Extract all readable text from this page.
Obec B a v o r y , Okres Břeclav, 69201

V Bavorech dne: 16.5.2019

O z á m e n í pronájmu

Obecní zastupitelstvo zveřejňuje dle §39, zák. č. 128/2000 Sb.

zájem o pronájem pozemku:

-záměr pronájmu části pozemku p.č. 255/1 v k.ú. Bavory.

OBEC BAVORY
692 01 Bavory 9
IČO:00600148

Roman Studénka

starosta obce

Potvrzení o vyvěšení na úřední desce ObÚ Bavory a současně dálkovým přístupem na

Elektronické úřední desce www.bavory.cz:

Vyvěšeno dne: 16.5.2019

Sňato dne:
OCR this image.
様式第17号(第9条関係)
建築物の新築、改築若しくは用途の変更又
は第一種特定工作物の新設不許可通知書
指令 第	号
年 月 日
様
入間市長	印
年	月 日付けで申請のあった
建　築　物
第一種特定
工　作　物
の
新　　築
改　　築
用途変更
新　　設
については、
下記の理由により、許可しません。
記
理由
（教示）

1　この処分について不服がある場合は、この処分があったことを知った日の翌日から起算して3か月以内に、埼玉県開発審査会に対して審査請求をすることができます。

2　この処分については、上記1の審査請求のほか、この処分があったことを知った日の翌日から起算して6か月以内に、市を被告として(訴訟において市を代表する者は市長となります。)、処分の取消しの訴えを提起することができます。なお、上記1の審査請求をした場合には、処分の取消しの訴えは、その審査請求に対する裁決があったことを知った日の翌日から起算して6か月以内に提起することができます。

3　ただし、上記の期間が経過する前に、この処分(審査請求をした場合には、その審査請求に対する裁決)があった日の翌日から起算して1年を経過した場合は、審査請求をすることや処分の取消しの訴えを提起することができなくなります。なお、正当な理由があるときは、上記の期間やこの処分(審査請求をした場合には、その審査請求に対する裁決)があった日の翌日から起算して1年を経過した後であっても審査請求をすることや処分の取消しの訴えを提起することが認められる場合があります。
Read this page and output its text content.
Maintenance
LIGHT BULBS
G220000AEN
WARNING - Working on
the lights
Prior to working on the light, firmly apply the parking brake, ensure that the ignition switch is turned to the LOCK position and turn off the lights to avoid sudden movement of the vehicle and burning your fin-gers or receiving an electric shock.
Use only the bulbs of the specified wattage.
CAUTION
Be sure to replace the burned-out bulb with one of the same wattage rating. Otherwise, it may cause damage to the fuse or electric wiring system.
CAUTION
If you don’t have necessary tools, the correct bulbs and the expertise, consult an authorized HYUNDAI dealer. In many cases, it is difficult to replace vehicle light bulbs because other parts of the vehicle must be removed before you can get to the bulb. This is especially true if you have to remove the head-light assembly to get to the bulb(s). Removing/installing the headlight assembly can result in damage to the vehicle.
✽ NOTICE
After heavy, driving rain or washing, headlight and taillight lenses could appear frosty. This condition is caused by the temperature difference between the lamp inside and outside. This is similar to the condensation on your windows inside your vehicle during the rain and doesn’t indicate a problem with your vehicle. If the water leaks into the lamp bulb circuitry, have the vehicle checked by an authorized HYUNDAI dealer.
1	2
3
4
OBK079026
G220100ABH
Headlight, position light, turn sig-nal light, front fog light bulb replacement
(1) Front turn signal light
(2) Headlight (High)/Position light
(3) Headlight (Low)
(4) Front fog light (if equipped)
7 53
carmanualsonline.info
******
What is asked. Retype every entry word for word.

Answer below.
Extract all readable text from this page.
Obec B a v o r y , Okres Břeclav, 69201

V Bavorech dne: 16.5.2019

O z á m e n í pronájmu

Obecní zastupitelstvo zveřejňuje dle §39, zák. č. 128/2000 Sb.

zájem o pronájem pozemku:

-záměr pronájmu části pozemku p.č. 255/1 v k.ú. Bavory.

OBEC BAVORY
692 01 Bavory 9
IČO:00600148

Roman Studénka

starosta obce

Potvrzení o vyvěšení na úřední desce ObÚ Bavory a současně dálkovým přístupem na

Elektronické úřední desce www.bavory.cz:

Vyvěšeno dne: 16.5.2019

Sňato dne:
OCR this image.
様式第17号(第9条関係)
建築物の新築、改築若しくは用途の変更又
は第一種特定工作物の新設不許可通知書
指令 第	号
年 月 日
様
入間市長	印
年	月 日付けで申請のあった
建　築　物
第一種特定
工　作　物
の
新　　築
改　　築
用途変更
新　　設
については、
下記の理由により、許可しません。
記
理由
（教示）

1　この処分について不服がある場合は、この処分があったことを知った日の翌日から起算して3か月以内に、埼玉県開発審査会に対して審査請求をすることができます。

2　この処分については、上記1の審査請求のほか、この処分があったことを知った日の翌日から起算して6か月以内に、市を被告として(訴訟において市を代表する者は市長となります。)、処分の取消しの訴えを提起することができます。なお、上記1の審査請求をした場合には、処分の取消しの訴えは、その審査請求に対する裁決があったことを知った日の翌日から起算して6か月以内に提起することができます。

3　ただし、上記の期間が経過する前に、この処分(審査請求をした場合には、その審査請求に対する裁決)があった日の翌日から起算して1年を経過した場合は、審査請求をすることや処分の取消しの訴えを提起することができなくなります。なお、正当な理由があるときは、上記の期間やこの処分(審査請求をした場合には、その審査請求に対する裁決)があった日の翌日から起算して1年を経過した後であっても審査請求をすることや処分の取消しの訴えを提起することが認められる場合があります。
Read this page and output its text content.
Maintenance
LIGHT BULBS
G220000AEN
WARNING - Working on
the lights
Prior to working on the light, firmly apply the parking brake, ensure that the ignition switch is turned to the LOCK position and turn off the lights to avoid sudden movement of the vehicle and burning your fin-gers or receiving an electric shock.
Use only the bulbs of the specified wattage.
CAUTION
Be sure to replace the burned-out bulb with one of the same wattage rating. Otherwise, it may cause damage to the fuse or electric wiring system.
CAUTION
If you don’t have necessary tools, the correct bulbs and the expertise, consult an authorized HYUNDAI dealer. In many cases, it is difficult to replace vehicle light bulbs because other parts of the vehicle must be removed before you can get to the bulb. This is especially true if you have to remove the head-light assembly to get to the bulb(s). Removing/installing the headlight assembly can result in damage to the vehicle.
✽ NOTICE
After heavy, driving rain or washing, headlight and taillight lenses could appear frosty. This condition is caused by the temperature difference between the lamp inside and outside. This is similar to the condensation on your windows inside your vehicle during the rain and doesn’t indicate a problem with your vehicle. If the water leaks into the lamp bulb circuitry, have the vehicle checked by an authorized HYUNDAI dealer.
1	2
3
4
OBK079026
G220100ABH
Headlight, position light, turn sig-nal light, front fog light bulb replacement
(1) Front turn signal light
(2) Headlight (High)/Position light
(3) Headlight (Low)
(4) Front fog light (if equipped)
7 53
carmanualsonline.info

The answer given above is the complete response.